##### Records supplied

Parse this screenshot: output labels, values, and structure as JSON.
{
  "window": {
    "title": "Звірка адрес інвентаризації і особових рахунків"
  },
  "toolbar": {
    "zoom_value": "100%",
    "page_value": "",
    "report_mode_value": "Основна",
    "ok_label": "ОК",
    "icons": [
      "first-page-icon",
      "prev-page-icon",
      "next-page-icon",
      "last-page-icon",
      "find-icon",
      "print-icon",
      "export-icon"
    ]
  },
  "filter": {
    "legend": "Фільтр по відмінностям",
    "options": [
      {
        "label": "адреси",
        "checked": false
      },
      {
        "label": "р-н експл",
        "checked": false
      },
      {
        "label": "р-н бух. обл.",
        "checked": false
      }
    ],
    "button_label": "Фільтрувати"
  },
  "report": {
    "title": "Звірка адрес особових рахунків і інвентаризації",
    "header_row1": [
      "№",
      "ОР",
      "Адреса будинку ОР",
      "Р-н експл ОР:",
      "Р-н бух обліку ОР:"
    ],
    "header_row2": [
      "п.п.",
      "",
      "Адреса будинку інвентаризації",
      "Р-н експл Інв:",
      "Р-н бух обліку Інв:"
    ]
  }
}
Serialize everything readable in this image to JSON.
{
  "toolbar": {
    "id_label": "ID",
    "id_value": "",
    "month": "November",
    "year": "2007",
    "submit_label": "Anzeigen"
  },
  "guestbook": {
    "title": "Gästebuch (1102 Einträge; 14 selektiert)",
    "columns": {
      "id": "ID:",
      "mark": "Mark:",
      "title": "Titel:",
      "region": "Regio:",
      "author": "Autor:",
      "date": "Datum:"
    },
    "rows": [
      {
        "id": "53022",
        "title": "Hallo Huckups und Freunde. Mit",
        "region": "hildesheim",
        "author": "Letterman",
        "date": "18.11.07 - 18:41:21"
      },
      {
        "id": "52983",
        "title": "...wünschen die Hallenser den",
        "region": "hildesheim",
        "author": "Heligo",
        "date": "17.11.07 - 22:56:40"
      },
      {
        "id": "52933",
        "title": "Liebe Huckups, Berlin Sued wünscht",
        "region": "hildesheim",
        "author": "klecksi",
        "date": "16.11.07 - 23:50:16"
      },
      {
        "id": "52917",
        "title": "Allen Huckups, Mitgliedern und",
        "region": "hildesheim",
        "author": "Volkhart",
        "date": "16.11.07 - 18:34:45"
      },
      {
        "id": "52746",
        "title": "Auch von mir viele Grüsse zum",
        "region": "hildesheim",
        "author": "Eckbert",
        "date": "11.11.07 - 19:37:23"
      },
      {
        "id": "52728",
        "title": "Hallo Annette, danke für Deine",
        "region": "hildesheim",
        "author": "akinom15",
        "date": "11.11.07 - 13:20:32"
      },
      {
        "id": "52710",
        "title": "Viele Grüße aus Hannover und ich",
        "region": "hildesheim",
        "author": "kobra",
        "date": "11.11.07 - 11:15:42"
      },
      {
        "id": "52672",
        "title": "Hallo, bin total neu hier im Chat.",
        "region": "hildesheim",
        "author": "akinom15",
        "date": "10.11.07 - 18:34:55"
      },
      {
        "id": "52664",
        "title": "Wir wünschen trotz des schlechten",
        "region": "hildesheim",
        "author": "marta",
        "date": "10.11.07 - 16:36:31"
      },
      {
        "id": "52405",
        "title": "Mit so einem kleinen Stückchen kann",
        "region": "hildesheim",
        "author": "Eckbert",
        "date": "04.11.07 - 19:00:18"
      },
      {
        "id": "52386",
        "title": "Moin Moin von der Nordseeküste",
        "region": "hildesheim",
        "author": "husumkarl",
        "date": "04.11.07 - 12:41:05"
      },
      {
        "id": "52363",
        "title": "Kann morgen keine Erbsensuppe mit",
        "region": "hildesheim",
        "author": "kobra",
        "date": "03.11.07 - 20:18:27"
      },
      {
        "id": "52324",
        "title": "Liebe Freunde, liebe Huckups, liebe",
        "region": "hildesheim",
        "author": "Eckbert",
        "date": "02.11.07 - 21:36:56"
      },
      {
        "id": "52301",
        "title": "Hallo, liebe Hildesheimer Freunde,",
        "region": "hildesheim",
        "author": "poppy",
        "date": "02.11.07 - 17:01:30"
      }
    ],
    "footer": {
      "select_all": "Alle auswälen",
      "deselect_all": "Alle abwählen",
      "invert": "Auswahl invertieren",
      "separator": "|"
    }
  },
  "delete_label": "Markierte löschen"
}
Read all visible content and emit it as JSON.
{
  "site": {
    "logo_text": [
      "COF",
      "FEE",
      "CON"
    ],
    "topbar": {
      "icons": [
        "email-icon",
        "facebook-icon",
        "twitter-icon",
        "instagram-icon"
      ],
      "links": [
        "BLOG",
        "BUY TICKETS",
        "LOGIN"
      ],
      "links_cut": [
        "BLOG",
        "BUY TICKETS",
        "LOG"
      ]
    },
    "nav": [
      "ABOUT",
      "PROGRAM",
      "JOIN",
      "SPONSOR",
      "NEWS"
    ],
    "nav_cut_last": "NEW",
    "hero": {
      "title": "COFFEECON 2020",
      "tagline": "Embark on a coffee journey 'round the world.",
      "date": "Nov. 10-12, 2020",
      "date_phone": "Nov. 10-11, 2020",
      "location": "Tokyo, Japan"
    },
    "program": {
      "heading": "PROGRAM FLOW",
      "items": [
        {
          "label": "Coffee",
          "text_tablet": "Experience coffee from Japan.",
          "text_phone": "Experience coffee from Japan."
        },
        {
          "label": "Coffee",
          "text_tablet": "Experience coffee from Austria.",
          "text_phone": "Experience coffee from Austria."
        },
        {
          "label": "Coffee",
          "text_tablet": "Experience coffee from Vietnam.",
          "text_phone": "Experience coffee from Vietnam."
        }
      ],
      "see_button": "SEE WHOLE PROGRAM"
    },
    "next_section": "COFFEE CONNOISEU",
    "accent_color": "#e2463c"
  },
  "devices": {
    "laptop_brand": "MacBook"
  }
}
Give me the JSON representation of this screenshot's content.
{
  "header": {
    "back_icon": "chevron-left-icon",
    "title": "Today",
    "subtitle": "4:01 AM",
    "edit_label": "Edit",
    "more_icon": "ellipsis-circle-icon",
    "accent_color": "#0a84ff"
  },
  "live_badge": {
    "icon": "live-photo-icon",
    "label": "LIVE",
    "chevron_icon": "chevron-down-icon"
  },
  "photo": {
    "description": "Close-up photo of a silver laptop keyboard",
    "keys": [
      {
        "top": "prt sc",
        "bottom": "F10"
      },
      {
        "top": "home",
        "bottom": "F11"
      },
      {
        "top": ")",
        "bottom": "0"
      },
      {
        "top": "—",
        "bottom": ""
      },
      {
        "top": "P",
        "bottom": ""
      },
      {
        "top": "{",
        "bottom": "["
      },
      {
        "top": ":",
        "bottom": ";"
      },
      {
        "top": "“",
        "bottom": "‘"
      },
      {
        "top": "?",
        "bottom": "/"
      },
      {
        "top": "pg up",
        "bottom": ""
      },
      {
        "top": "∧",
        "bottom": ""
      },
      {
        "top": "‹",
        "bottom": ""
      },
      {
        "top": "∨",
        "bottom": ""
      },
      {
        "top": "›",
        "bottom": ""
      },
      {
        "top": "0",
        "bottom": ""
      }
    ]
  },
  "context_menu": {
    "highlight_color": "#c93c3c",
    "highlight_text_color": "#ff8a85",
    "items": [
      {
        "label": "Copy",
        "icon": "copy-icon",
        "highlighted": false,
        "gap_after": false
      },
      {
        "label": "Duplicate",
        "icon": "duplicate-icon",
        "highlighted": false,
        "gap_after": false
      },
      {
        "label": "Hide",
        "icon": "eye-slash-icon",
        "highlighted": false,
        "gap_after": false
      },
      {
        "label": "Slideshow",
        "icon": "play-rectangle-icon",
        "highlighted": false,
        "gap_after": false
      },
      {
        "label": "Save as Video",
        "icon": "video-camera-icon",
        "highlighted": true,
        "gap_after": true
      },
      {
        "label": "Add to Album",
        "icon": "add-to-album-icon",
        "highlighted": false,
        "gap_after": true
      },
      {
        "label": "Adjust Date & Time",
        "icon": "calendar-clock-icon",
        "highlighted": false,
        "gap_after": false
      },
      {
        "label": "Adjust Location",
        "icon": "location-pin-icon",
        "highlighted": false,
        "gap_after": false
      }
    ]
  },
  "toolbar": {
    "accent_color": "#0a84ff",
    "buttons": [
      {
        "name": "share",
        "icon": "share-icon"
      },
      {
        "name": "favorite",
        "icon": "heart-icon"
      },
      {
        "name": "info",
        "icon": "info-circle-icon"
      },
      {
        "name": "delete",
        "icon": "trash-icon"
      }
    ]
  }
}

##########

» **Problem to solve**: Filter the data for the string "photo" and copy every line that has it.

» **Output for this task**:
    "icon": "live-photo-icon",
  "photo": {
    "description": "Close-up photo of a silver laptop keyboard",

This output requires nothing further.